### SOURCE DATA
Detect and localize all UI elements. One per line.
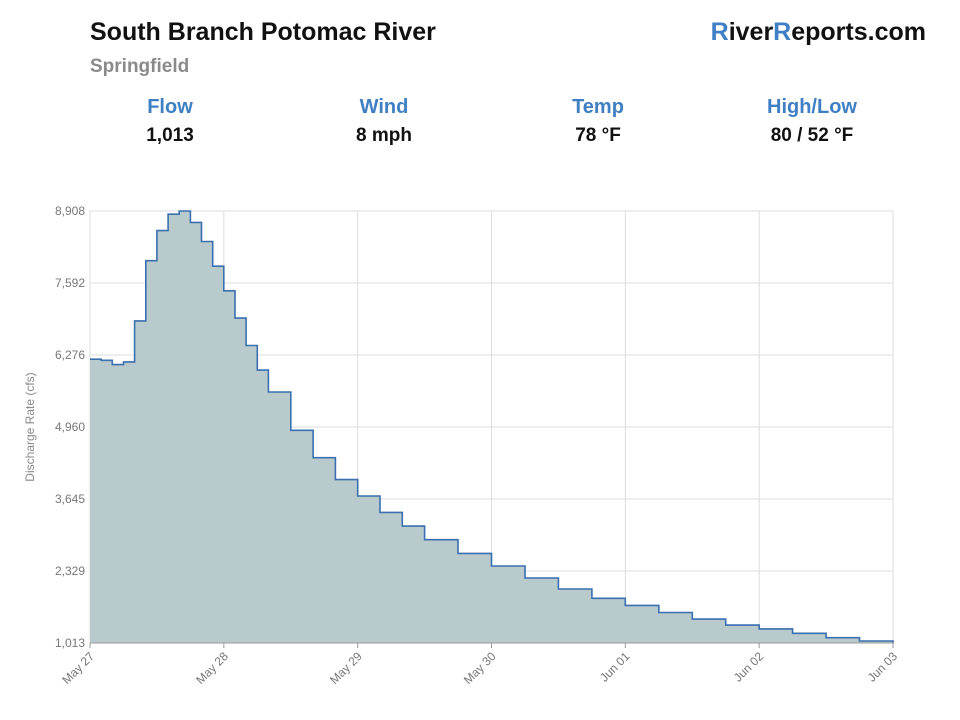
...
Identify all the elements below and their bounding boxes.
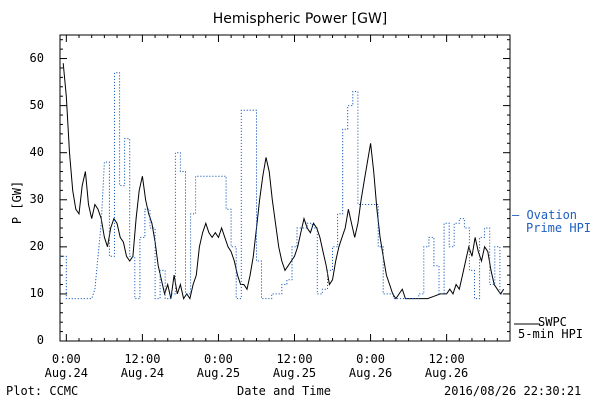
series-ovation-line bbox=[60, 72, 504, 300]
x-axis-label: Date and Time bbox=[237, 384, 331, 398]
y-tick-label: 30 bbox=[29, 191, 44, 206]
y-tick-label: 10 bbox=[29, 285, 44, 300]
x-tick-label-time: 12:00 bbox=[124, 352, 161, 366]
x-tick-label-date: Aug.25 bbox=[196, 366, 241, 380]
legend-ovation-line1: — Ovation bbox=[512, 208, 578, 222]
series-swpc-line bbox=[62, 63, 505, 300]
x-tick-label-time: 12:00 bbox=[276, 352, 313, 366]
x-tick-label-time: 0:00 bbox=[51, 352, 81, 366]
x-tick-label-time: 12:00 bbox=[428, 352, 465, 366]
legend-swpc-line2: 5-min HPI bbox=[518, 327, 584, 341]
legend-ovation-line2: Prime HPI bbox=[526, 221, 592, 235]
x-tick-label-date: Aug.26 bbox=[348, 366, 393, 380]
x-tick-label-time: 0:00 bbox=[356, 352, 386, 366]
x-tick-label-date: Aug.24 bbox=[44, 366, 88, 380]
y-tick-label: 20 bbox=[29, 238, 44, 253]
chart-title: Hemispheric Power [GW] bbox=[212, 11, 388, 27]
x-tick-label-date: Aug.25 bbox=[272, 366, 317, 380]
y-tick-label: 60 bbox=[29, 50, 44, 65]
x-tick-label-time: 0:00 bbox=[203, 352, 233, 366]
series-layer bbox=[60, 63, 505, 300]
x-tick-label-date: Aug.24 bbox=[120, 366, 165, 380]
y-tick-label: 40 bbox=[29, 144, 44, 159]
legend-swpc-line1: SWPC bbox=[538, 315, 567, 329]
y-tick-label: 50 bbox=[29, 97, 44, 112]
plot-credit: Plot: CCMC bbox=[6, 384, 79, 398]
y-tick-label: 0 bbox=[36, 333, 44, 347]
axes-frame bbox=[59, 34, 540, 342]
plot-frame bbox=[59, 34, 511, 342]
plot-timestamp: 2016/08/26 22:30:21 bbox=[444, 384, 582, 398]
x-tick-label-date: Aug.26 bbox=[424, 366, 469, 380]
---
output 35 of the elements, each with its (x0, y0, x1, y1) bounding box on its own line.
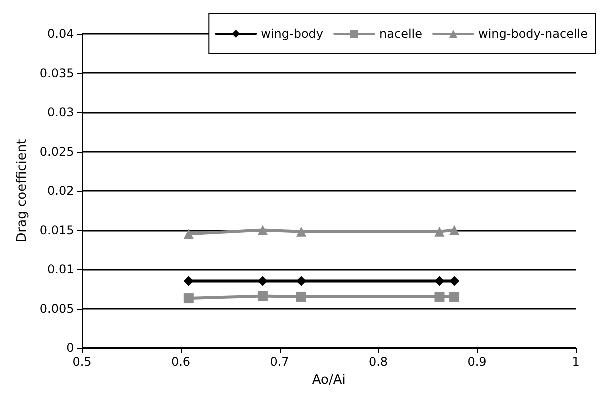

### INSTRUCTION
Rewrite everything in the data from the line containing "Identify all the" down to the line containing "x-tick-label-time: 12:00 bbox=[124, 352, 161, 366]" as a JSON list of strings, one string per line and no blank lines. Omit the pictures.

### RESULT FOR THIS TASK
[
  "Identify all the elements below and their bounding boxes.",
  "series-ovation-line bbox=[60, 72, 504, 300]",
  "x-axis-label: Date and Time bbox=[237, 384, 331, 398]",
  "y-tick-label: 30 bbox=[29, 191, 44, 206]",
  "y-tick-label: 10 bbox=[29, 285, 44, 300]",
  "x-tick-label-time: 12:00 bbox=[124, 352, 161, 366]"
]